WRITTEN EXERCISE: Print all of the data exactly.

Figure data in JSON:
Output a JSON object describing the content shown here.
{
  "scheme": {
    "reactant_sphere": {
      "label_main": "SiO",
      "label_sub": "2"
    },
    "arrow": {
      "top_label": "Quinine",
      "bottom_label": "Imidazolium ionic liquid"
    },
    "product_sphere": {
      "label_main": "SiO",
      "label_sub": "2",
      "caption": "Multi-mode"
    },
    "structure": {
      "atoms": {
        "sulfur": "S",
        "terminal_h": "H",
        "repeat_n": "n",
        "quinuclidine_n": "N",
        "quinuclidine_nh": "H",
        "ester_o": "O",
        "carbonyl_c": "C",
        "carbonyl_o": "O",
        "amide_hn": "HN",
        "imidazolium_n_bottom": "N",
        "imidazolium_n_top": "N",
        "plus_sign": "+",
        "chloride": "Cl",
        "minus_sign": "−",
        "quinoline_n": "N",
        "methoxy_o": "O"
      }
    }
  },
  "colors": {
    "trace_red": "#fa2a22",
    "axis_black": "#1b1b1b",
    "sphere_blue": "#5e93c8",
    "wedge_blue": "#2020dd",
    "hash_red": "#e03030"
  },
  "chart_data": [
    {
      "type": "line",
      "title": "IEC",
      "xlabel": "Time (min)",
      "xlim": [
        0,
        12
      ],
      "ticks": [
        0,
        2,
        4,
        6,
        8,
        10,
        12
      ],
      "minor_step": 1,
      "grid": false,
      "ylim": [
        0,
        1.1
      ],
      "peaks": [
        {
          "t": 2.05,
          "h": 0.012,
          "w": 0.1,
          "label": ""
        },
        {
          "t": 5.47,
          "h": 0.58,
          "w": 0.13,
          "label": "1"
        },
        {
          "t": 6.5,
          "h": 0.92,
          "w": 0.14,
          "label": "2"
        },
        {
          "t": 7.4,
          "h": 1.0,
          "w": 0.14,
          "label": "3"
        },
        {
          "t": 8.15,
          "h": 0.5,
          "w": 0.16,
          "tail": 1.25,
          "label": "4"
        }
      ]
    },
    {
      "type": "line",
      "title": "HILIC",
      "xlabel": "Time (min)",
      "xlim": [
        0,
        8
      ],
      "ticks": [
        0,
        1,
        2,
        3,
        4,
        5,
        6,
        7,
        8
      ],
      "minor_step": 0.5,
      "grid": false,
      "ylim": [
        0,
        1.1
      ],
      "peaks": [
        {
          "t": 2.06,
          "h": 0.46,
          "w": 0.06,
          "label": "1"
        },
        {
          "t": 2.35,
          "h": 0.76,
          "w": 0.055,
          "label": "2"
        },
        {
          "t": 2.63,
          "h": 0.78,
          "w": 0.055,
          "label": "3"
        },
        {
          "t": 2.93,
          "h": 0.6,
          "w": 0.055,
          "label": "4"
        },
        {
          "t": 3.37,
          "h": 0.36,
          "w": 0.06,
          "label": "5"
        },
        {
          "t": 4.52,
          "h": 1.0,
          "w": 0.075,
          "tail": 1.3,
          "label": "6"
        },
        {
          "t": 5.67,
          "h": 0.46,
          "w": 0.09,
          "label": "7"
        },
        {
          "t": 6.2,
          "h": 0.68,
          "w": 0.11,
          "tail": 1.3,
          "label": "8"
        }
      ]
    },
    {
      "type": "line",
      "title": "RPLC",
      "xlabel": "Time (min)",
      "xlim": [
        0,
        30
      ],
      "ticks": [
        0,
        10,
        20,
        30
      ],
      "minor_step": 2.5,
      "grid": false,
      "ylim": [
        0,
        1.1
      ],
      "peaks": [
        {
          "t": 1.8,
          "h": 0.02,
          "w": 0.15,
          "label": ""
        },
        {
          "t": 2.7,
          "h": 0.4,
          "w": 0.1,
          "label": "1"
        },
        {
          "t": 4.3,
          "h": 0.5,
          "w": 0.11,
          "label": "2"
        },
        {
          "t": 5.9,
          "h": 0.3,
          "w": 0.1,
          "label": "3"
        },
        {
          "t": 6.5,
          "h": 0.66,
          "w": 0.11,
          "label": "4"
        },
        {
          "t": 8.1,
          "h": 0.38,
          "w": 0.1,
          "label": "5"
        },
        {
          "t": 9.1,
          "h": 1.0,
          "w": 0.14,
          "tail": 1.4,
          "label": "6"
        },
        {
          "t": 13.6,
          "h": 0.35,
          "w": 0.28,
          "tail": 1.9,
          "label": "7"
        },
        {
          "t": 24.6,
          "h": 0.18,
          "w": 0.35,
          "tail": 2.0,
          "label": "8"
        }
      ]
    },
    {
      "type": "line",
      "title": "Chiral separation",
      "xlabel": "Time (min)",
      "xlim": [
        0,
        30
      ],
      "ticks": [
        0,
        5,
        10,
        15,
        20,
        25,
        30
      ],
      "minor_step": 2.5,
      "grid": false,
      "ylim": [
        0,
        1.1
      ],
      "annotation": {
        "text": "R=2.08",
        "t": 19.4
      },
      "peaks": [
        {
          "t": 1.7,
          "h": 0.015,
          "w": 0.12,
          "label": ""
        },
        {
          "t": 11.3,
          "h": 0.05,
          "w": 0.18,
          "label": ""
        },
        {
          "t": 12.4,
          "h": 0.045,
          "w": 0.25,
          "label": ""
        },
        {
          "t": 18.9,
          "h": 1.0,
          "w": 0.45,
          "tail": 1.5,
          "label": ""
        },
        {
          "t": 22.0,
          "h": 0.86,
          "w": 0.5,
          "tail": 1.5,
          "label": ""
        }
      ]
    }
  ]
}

CORRECT RESULT:
Output a JSON object describing the content shown here.
{
  "scheme": {
    "reactant_sphere": {
      "label_main": "SiO",
      "label_sub": "2"
    },
    "arrow": {
      "top_label": "Quinine",
      "bottom_label": "Imidazolium ionic liquid"
    },
    "product_sphere": {
      "label_main": "SiO",
      "label_sub": "2",
      "caption": "Multi-mode"
    },
    "structure": {
      "atoms": {
        "sulfur": "S",
        "terminal_h": "H",
        "repeat_n": "n",
        "quinuclidine_n": "N",
        "quinuclidine_nh": "H",
        "ester_o": "O",
        "carbonyl_c": "C",
        "carbonyl_o": "O",
        "amide_hn": "HN",
        "imidazolium_n_bottom": "N",
        "imidazolium_n_top": "N",
        "plus_sign": "+",
        "chloride": "Cl",
        "minus_sign": "−",
        "quinoline_n": "N",
        "methoxy_o": "O"
      }
    }
  },
  "colors": {
    "trace_red": "#fa2a22",
    "axis_black": "#1b1b1b",
    "sphere_blue": "#5e93c8",
    "wedge_blue": "#2020dd",
    "hash_red": "#e03030"
  },
  "chart_data": [
    {
      "type": "line",
      "title": "IEC",
      "xlabel": "Time (min)",
      "xlim": [
        0,
        12
      ],
      "ticks": [
        0,
        2,
        4,
        6,
        8,
        10,
        12
      ],
      "minor_step": 1,
      "grid": false,
      "ylim": [
        0,
        1.1
      ],
      "peaks": [
        {
          "t": 2.05,
          "h": 0.012,
          "w": 0.1,
          "label": ""
        },
        {
          "t": 5.47,
          "h": 0.58,
          "w": 0.13,
          "label": "1"
        },
        {
          "t": 6.5,
          "h": 0.92,
          "w": 0.14,
          "label": "2"
        },
        {
          "t": 7.4,
          "h": 1.0,
          "w": 0.14,
          "label": "3"
        },
        {
          "t": 8.15,
          "h": 0.5,
          "w": 0.16,
          "tail": 1.25,
          "label": "4"
        }
      ]
    },
    {
      "type": "line",
      "title": "HILIC",
      "xlabel": "Time (min)",
      "xlim": [
        0,
        8
      ],
      "ticks": [
        0,
        1,
        2,
        3,
        4,
        5,
        6,
        7,
        8
      ],
      "minor_step": 0.5,
      "grid": false,
      "ylim": [
        0,
        1.1
      ],
      "peaks": [
        {
          "t": 2.06,
          "h": 0.46,
          "w": 0.06,
          "label": "1"
        },
        {
          "t": 2.35,
          "h": 0.76,
          "w": 0.055,
          "label": "2"
        },
        {
          "t": 2.63,
          "h": 0.78,
          "w": 0.055,
          "label": "3"
        },
        {
          "t": 2.93,
          "h": 0.6,
          "w": 0.055,
          "label": "4"
        },
        {
          "t": 3.37,
          "h": 0.36,
          "w": 0.06,
          "label": "5"
        },
        {
          "t": 4.52,
          "h": 1.0,
          "w": 0.075,
          "tail": 1.3,
          "label": "6"
        },
        {
          "t": 5.67,
          "h": 0.46,
          "w": 0.09,
          "label": "7"
        },
        {
          "t": 6.2,
          "h": 0.68,
          "w": 0.11,
          "tail": 1.3,
          "label": "8"
        }
      ]
    },
    {
      "type": "line",
      "title": "RPLC",
      "xlabel": "Time (min)",
      "xlim": [
        0,
        30
      ],
      "ticks": [
        0,
        10,
        20,
        30
      ],
      "minor_step": 2.5,
      "grid": false,
      "ylim": [
        0,
        1.1
      ],
      "peaks": [
        {
          "t": 1.8,
          "h": 0.02,
          "w": 0.15,
          "label": ""
        },
        {
          "t": 2.7,
          "h": 0.4,
          "w": 0.1,
          "label": "1"
        },
        {
          "t": 4.3,
          "h": 0.5,
          "w": 0.11,
          "label": "2"
        },
        {
          "t": 5.9,
          "h": 0.3,
          "w": 0.1,
          "label": "3"
        },
        {
          "t": 6.5,
          "h": 0.66,
          "w": 0.11,
          "label": "4"
        },
        {
          "t": 8.1,
          "h": 0.38,
          "w": 0.1,
          "label": "5"
        },
        {
          "t": 9.1,
          "h": 1.0,
          "w": 0.14,
          "tail": 1.4,
          "label": "6"
        },
        {
          "t": 13.6,
          "h": 0.35,
          "w": 0.28,
          "tail": 1.9,
          "label": "7"
        },
        {
          "t": 24.6,
          "h": 0.18,
          "w": 0.35,
          "tail": 2.0,
          "label": "8"
        }
      ]
    },
    {
      "type": "line",
      "title": "Chiral separation",
      "xlabel": "Time (min)",
      "xlim": [
        0,
        30
      ],
      "ticks": [
        0,
        5,
        10,
        15,
        20,
        25,
        30
      ],
      "minor_step": 2.5,
      "grid": false,
      "ylim": [
        0,
        1.1
      ],
      "annotation": {
        "text": "R=2.08",
        "t": 19.4
      },
      "peaks": [
        {
          "t": 1.7,
          "h": 0.015,
          "w": 0.12,
          "label": ""
        },
        {
          "t": 11.3,
          "h": 0.05,
          "w": 0.18,
          "label": ""
        },
        {
          "t": 12.4,
          "h": 0.045,
          "w": 0.25,
          "label": ""
        },
        {
          "t": 18.9,
          "h": 1.0,
          "w": 0.45,
          "tail": 1.5,
          "label": ""
        },
        {
          "t": 22.0,
          "h": 0.86,
          "w": 0.5,
          "tail": 1.5,
          "label": ""
        }
      ]
    }
  ]
}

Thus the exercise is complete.